■ **Direction**:
Extract every line below that contains the word "deberán".

** START OF Input for this task **

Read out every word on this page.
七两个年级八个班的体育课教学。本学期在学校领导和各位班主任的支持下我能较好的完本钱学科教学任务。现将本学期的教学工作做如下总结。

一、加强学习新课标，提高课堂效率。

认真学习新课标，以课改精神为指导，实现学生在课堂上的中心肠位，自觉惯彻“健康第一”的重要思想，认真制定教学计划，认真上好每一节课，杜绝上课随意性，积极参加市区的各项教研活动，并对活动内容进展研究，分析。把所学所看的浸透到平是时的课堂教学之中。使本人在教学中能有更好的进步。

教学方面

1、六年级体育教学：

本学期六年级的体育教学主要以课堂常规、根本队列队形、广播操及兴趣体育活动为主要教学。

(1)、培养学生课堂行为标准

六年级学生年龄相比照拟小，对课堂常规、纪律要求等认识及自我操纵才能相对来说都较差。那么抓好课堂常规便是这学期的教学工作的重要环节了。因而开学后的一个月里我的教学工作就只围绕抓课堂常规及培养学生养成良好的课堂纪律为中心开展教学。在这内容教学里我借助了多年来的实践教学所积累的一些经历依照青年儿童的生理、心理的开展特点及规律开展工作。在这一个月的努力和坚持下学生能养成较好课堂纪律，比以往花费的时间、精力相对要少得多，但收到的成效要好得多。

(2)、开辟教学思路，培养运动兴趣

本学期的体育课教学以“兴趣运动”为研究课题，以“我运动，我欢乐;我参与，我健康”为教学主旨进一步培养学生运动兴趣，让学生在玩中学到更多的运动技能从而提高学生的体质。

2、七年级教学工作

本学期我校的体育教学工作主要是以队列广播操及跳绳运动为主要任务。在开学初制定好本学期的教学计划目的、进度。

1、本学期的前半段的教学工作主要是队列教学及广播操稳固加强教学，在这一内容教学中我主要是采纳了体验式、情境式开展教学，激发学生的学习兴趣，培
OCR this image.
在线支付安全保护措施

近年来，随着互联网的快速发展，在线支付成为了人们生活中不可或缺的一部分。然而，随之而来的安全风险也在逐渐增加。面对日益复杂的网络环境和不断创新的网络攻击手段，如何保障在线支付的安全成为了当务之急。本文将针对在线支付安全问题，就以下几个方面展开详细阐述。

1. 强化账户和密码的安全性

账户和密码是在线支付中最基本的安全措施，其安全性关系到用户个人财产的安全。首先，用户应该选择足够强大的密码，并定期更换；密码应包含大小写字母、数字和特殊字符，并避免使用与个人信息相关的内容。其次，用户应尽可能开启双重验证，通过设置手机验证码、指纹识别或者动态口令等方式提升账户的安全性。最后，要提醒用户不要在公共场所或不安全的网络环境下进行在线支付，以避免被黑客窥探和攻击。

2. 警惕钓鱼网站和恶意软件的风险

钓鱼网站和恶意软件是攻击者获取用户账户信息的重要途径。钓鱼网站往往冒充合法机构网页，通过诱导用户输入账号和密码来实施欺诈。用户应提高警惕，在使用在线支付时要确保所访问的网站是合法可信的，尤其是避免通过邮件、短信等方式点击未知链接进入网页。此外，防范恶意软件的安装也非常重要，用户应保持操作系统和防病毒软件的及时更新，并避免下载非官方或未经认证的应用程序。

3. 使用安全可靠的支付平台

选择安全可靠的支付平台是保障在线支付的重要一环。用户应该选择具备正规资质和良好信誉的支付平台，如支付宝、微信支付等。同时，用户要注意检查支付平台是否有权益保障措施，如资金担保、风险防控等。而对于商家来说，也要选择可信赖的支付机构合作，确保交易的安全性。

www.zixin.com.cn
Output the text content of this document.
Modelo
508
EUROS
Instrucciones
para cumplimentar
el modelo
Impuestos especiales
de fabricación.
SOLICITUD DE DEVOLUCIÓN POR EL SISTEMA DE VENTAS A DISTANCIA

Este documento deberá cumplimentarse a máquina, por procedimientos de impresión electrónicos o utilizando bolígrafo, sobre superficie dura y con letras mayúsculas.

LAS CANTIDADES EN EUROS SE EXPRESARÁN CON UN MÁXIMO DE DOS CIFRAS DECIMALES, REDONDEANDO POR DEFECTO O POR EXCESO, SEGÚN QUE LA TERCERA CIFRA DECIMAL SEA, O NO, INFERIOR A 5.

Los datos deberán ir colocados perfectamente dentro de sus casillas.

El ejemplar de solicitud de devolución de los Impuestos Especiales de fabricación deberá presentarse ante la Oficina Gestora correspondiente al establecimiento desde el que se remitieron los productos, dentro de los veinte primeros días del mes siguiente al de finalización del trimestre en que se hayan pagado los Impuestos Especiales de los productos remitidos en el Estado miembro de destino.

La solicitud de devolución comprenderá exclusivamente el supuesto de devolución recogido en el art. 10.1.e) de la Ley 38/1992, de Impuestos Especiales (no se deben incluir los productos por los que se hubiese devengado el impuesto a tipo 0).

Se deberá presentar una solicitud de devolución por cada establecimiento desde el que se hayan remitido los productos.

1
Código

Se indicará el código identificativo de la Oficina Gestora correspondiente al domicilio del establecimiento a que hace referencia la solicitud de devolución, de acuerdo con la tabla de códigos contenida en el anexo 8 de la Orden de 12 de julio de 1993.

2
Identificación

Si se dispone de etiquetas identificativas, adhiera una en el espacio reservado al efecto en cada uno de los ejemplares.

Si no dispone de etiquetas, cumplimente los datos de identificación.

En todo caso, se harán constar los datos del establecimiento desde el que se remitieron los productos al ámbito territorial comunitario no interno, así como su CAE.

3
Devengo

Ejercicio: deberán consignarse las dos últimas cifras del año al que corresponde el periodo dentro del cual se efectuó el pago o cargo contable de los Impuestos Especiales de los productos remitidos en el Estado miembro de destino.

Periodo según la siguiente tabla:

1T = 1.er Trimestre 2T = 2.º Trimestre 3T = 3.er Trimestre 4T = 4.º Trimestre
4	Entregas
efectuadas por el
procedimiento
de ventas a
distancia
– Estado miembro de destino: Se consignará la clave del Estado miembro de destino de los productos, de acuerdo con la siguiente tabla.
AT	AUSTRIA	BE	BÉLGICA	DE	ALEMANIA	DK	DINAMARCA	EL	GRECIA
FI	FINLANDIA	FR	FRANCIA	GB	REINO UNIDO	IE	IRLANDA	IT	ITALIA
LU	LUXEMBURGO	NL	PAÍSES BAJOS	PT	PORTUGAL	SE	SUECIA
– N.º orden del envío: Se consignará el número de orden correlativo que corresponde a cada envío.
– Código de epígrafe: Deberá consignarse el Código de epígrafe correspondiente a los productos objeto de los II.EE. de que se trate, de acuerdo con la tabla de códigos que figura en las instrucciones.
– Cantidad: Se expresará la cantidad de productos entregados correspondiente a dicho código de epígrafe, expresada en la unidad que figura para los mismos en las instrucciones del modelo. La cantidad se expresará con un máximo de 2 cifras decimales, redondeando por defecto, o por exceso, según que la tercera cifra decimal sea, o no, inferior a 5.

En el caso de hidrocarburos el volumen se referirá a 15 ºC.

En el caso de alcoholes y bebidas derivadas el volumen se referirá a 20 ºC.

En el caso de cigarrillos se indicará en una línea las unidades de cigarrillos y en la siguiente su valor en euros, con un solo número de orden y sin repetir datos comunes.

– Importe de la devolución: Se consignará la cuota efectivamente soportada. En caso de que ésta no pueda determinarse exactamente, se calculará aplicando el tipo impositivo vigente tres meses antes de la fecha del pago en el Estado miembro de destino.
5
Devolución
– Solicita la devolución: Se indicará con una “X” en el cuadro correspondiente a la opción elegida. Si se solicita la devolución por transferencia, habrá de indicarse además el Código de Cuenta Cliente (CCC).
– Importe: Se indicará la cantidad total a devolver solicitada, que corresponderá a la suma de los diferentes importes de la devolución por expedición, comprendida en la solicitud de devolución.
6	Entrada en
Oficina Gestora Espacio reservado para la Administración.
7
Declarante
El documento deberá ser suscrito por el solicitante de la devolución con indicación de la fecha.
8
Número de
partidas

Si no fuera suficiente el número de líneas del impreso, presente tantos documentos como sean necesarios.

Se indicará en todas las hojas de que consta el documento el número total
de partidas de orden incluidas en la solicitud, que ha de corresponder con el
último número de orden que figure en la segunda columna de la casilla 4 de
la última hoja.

** END OF Input for this task **

■ **Exercise output**:
Los datos deberán ir colocados perfectamente dentro de sus casillas.
Ejercicio: deberán consignarse las dos últimas cifras del año al que corresponde el periodo dentro del cual se efectuó el pago o cargo contable de los Impuestos Especiales de los productos remitidos en el Estado miembro de destino.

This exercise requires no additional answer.